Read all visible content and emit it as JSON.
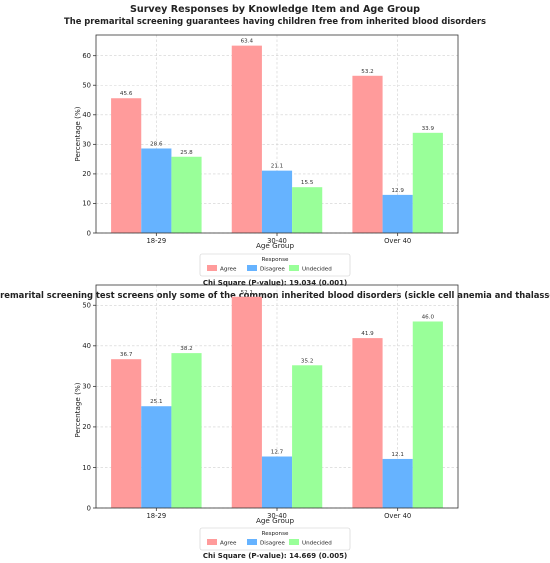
{
  "figure": {
    "title": "Survey Responses by Knowledge Item and Age Group"
  },
  "colors": {
    "Agree": "#ff9b9b",
    "Disagree": "#66b3ff",
    "Undecided": "#99ff99"
  },
  "chart_data": [
    {
      "type": "bar",
      "title": "The premarital screening guarantees having children free from inherited blood disorders",
      "xlabel": "Age Group",
      "ylabel": "Percentage (%)",
      "categories": [
        "18-29",
        "30-40",
        "Over 40"
      ],
      "series": [
        {
          "name": "Agree",
          "values": [
            45.6,
            63.4,
            53.2
          ],
          "labels": [
            "45.6",
            "63.4",
            "53.2"
          ]
        },
        {
          "name": "Disagree",
          "values": [
            28.6,
            21.1,
            12.9
          ],
          "labels": [
            "28.6",
            "21.1",
            "12.9"
          ]
        },
        {
          "name": "Undecided",
          "values": [
            25.8,
            15.5,
            33.9
          ],
          "labels": [
            "25.8",
            "15.5",
            "33.9"
          ]
        }
      ],
      "ylim": [
        0,
        67
      ],
      "yticks": [
        0,
        10,
        20,
        30,
        40,
        50,
        60
      ],
      "grid": true,
      "legend": {
        "title": "Response",
        "placement": "bottom-center"
      },
      "annotation": "Chi Square (P-value): 19.034 (0.001)"
    },
    {
      "type": "bar",
      "title": "The premarital screening test screens only some of the common inherited blood disorders (sickle cell anemia and thalassemia)",
      "xlabel": "Age Group",
      "ylabel": "Percentage (%)",
      "categories": [
        "18-29",
        "30-40",
        "Over 40"
      ],
      "series": [
        {
          "name": "Agree",
          "values": [
            36.7,
            52.1,
            41.9
          ],
          "labels": [
            "36.7",
            "52.1",
            "41.9"
          ]
        },
        {
          "name": "Disagree",
          "values": [
            25.1,
            12.7,
            12.1
          ],
          "labels": [
            "25.1",
            "12.7",
            "12.1"
          ]
        },
        {
          "name": "Undecided",
          "values": [
            38.2,
            35.2,
            46.0
          ],
          "labels": [
            "38.2",
            "35.2",
            "46.0"
          ]
        }
      ],
      "ylim": [
        0,
        55
      ],
      "yticks": [
        0,
        10,
        20,
        30,
        40,
        50
      ],
      "grid": true,
      "legend": {
        "title": "Response",
        "placement": "bottom-center"
      },
      "annotation": "Chi Square (P-value): 14.669 (0.005)"
    }
  ]
}
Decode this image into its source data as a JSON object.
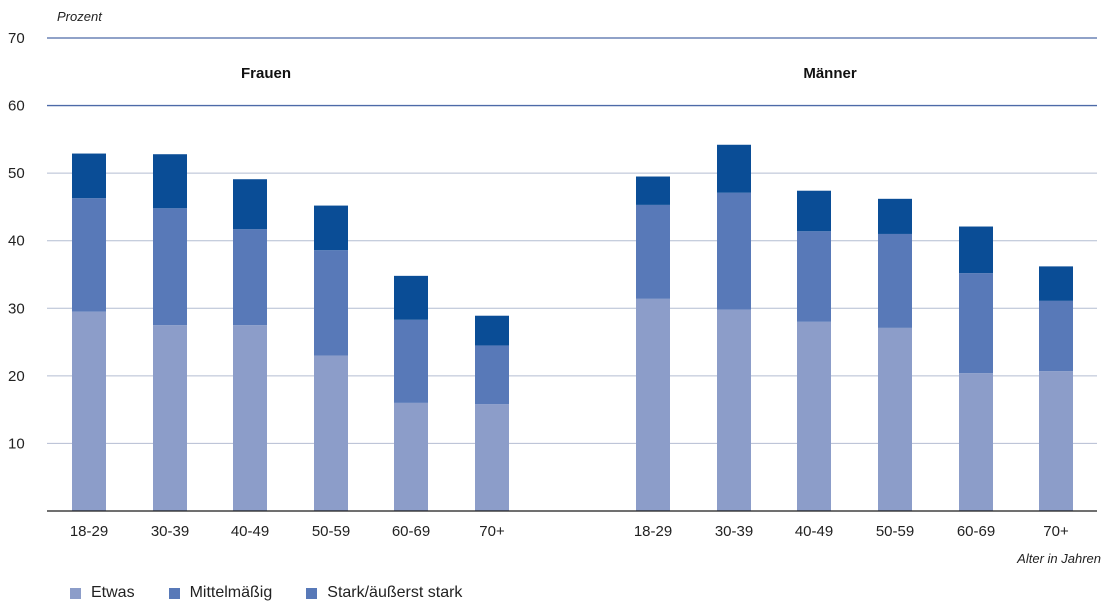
{
  "chart_data": {
    "type": "bar",
    "stacked": true,
    "ylabel": "Prozent",
    "xlabel": "Alter in Jahren",
    "ylim": [
      0,
      70
    ],
    "yticks": [
      10,
      20,
      30,
      40,
      50,
      60,
      70
    ],
    "grid": true,
    "legend_position": "bottom-left",
    "groups": [
      {
        "title": "Frauen",
        "categories": [
          "18-29",
          "30-39",
          "40-49",
          "50-59",
          "60-69",
          "70+"
        ],
        "series": [
          {
            "name": "Etwas",
            "values": [
              29.5,
              27.5,
              27.5,
              23,
              16,
              15.8
            ]
          },
          {
            "name": "Mittelmäßig",
            "values": [
              16.8,
              17.3,
              14.2,
              15.6,
              12.3,
              8.7
            ]
          },
          {
            "name": "Stark/äußerst stark",
            "values": [
              6.6,
              8,
              7.4,
              6.6,
              6.5,
              4.4
            ]
          }
        ]
      },
      {
        "title": "Männer",
        "categories": [
          "18-29",
          "30-39",
          "40-49",
          "50-59",
          "60-69",
          "70+"
        ],
        "series": [
          {
            "name": "Etwas",
            "values": [
              31.4,
              29.8,
              28,
              27.1,
              20.4,
              20.7
            ]
          },
          {
            "name": "Mittelmäßig",
            "values": [
              13.9,
              17.3,
              13.4,
              13.9,
              14.8,
              10.4
            ]
          },
          {
            "name": "Stark/äußerst stark",
            "values": [
              4.2,
              7.1,
              6,
              5.2,
              6.9,
              5.1
            ]
          }
        ]
      }
    ],
    "colors": [
      "#8c9dc9",
      "#5879b8",
      "#0a4d96"
    ],
    "gridline_color": "#b4bdd2",
    "top_line_color": "#4d6aa8",
    "axis_color": "#1a1a1a"
  },
  "legend": [
    {
      "label": "Etwas",
      "color": "#8c9dc9"
    },
    {
      "label": "Mittelmäßig",
      "color": "#5879b8"
    },
    {
      "label": "Stark/äußerst stark",
      "color": "#5879b8"
    }
  ]
}
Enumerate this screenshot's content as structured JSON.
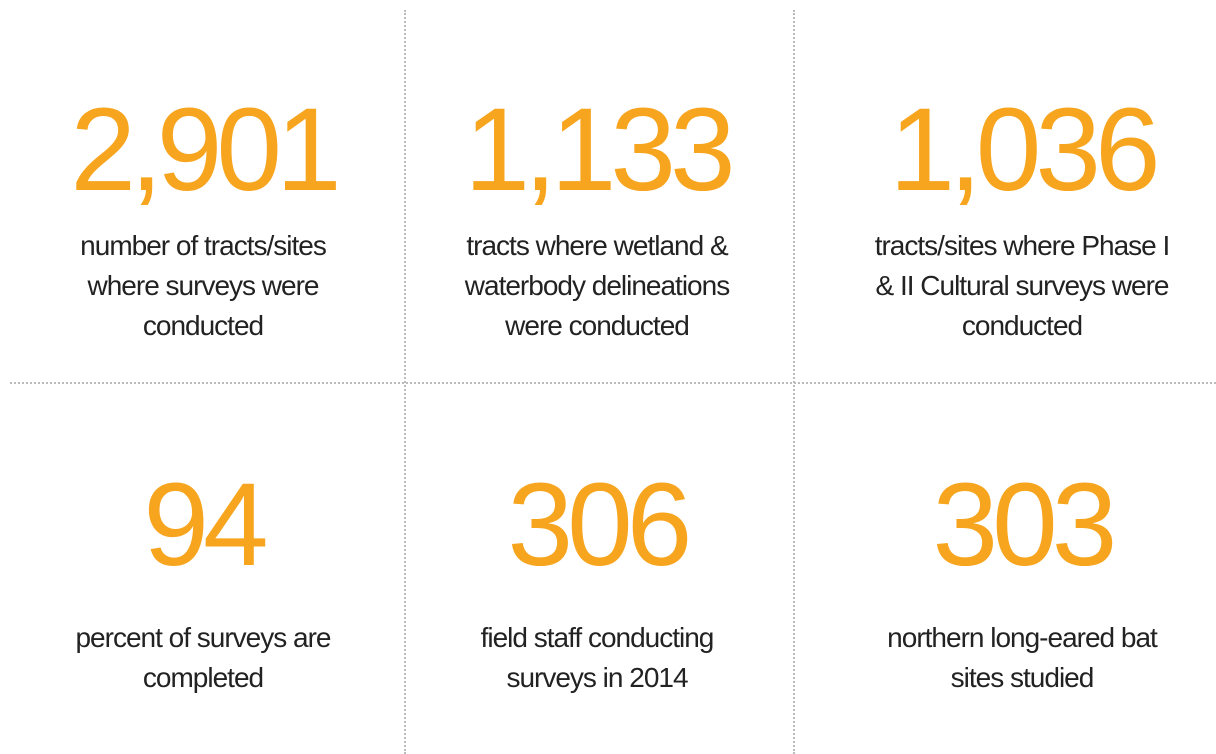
{
  "stats": [
    {
      "value": "2,901",
      "lines": [
        "number of tracts/sites",
        "where surveys were",
        "conducted"
      ]
    },
    {
      "value": "1,133",
      "lines": [
        "tracts where wetland &",
        "waterbody delineations",
        "were conducted"
      ]
    },
    {
      "value": "1,036",
      "lines": [
        "tracts/sites where Phase I",
        "& II Cultural surveys were",
        "conducted"
      ]
    },
    {
      "value": "94",
      "lines": [
        "percent of surveys are",
        "completed"
      ]
    },
    {
      "value": "306",
      "lines": [
        "field staff conducting",
        "surveys in 2014"
      ]
    },
    {
      "value": "303",
      "lines": [
        "northern long-eared bat",
        "sites studied"
      ]
    }
  ]
}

--------------------

» **Work to do**
Exclude the images, then output the data above word for word.

» **Full output**
Read all visible content and emit it as JSON.
{
  "figure": {
    "title": "Survey Responses by Knowledge Item and Age Group"
  },
  "colors": {
    "Agree": "#ff9b9b",
    "Disagree": "#66b3ff",
    "Undecided": "#99ff99"
  },
  "chart_data": [
    {
      "type": "bar",
      "title": "The premarital screening guarantees having children free from inherited blood disorders",
      "xlabel": "Age Group",
      "ylabel": "Percentage (%)",
      "categories": [
        "18-29",
        "30-40",
        "Over 40"
      ],
      "series": [
        {
          "name": "Agree",
          "values": [
            45.6,
            63.4,
            53.2
          ],
          "labels": [
            "45.6",
            "63.4",
            "53.2"
          ]
        },
        {
          "name": "Disagree",
          "values": [
            28.6,
            21.1,
            12.9
          ],
          "labels": [
            "28.6",
            "21.1",
            "12.9"
          ]
        },
        {
          "name": "Undecided",
          "values": [
            25.8,
            15.5,
            33.9
          ],
          "labels": [
            "25.8",
            "15.5",
            "33.9"
          ]
        }
      ],
      "ylim": [
        0,
        67
      ],
      "yticks": [
        0,
        10,
        20,
        30,
        40,
        50,
        60
      ],
      "grid": true,
      "legend": {
        "title": "Response",
        "placement": "bottom-center"
      },
      "annotation": "Chi Square (P-value): 19.034 (0.001)"
    },
    {
      "type": "bar",
      "title": "The premarital screening test screens only some of the common inherited blood disorders (sickle cell anemia and thalassemia)",
      "xlabel": "Age Group",
      "ylabel": "Percentage (%)",
      "categories": [
        "18-29",
        "30-40",
        "Over 40"
      ],
      "series": [
        {
          "name": "Agree",
          "values": [
            36.7,
            52.1,
            41.9
          ],
          "labels": [
            "36.7",
            "52.1",
            "41.9"
          ]
        },
        {
          "name": "Disagree",
          "values": [
            25.1,
            12.7,
            12.1
          ],
          "labels": [
            "25.1",
            "12.7",
            "12.1"
          ]
        },
        {
          "name": "Undecided",
          "values": [
            38.2,
            35.2,
            46.0
          ],
          "labels": [
            "38.2",
            "35.2",
            "46.0"
          ]
        }
      ],
      "ylim": [
        0,
        55
      ],
      "yticks": [
        0,
        10,
        20,
        30,
        40,
        50
      ],
      "grid": true,
      "legend": {
        "title": "Response",
        "placement": "bottom-center"
      },
      "annotation": "Chi Square (P-value): 14.669 (0.005)"
    }
  ]
}
Decode this image into its source data as a JSON object.
{
  "chart_data": {
    "type": "bar",
    "stacked": true,
    "ylabel": "Prozent",
    "xlabel": "Alter in Jahren",
    "ylim": [
      0,
      70
    ],
    "yticks": [
      10,
      20,
      30,
      40,
      50,
      60,
      70
    ],
    "grid": true,
    "legend_position": "bottom-left",
    "groups": [
      {
        "title": "Frauen",
        "categories": [
          "18-29",
          "30-39",
          "40-49",
          "50-59",
          "60-69",
          "70+"
        ],
        "series": [
          {
            "name": "Etwas",
            "values": [
              29.5,
              27.5,
              27.5,
              23,
              16,
              15.8
            ]
          },
          {
            "name": "Mittelmäßig",
            "values": [
              16.8,
              17.3,
              14.2,
              15.6,
              12.3,
              8.7
            ]
          },
          {
            "name": "Stark/äußerst stark",
            "values": [
              6.6,
              8,
              7.4,
              6.6,
              6.5,
              4.4
            ]
          }
        ]
      },
      {
        "title": "Männer",
        "categories": [
          "18-29",
          "30-39",
          "40-49",
          "50-59",
          "60-69",
          "70+"
        ],
        "series": [
          {
            "name": "Etwas",
            "values": [
              31.4,
              29.8,
              28,
              27.1,
              20.4,
              20.7
            ]
          },
          {
            "name": "Mittelmäßig",
            "values": [
              13.9,
              17.3,
              13.4,
              13.9,
              14.8,
              10.4
            ]
          },
          {
            "name": "Stark/äußerst stark",
            "values": [
              4.2,
              7.1,
              6,
              5.2,
              6.9,
              5.1
            ]
          }
        ]
      }
    ],
    "colors": [
      "#8c9dc9",
      "#5879b8",
      "#0a4d96"
    ],
    "gridline_color": "#b4bdd2",
    "top_line_color": "#4d6aa8",
    "axis_color": "#1a1a1a"
  },
  "legend": [
    {
      "label": "Etwas",
      "color": "#8c9dc9"
    },
    {
      "label": "Mittelmäßig",
      "color": "#5879b8"
    },
    {
      "label": "Stark/äußerst stark",
      "color": "#5879b8"
    }
  ]
}
Enumerate this screenshot's content as structured JSON.
{
  "stats": [
    {
      "value": "2,901",
      "lines": [
        "number of tracts/sites",
        "where surveys were",
        "conducted"
      ]
    },
    {
      "value": "1,133",
      "lines": [
        "tracts where wetland &",
        "waterbody delineations",
        "were conducted"
      ]
    },
    {
      "value": "1,036",
      "lines": [
        "tracts/sites where Phase I",
        "& II Cultural surveys were",
        "conducted"
      ]
    },
    {
      "value": "94",
      "lines": [
        "percent of surveys are",
        "completed"
      ]
    },
    {
      "value": "306",
      "lines": [
        "field staff conducting",
        "surveys in 2014"
      ]
    },
    {
      "value": "303",
      "lines": [
        "northern long-eared bat",
        "sites studied"
      ]
    }
  ]
}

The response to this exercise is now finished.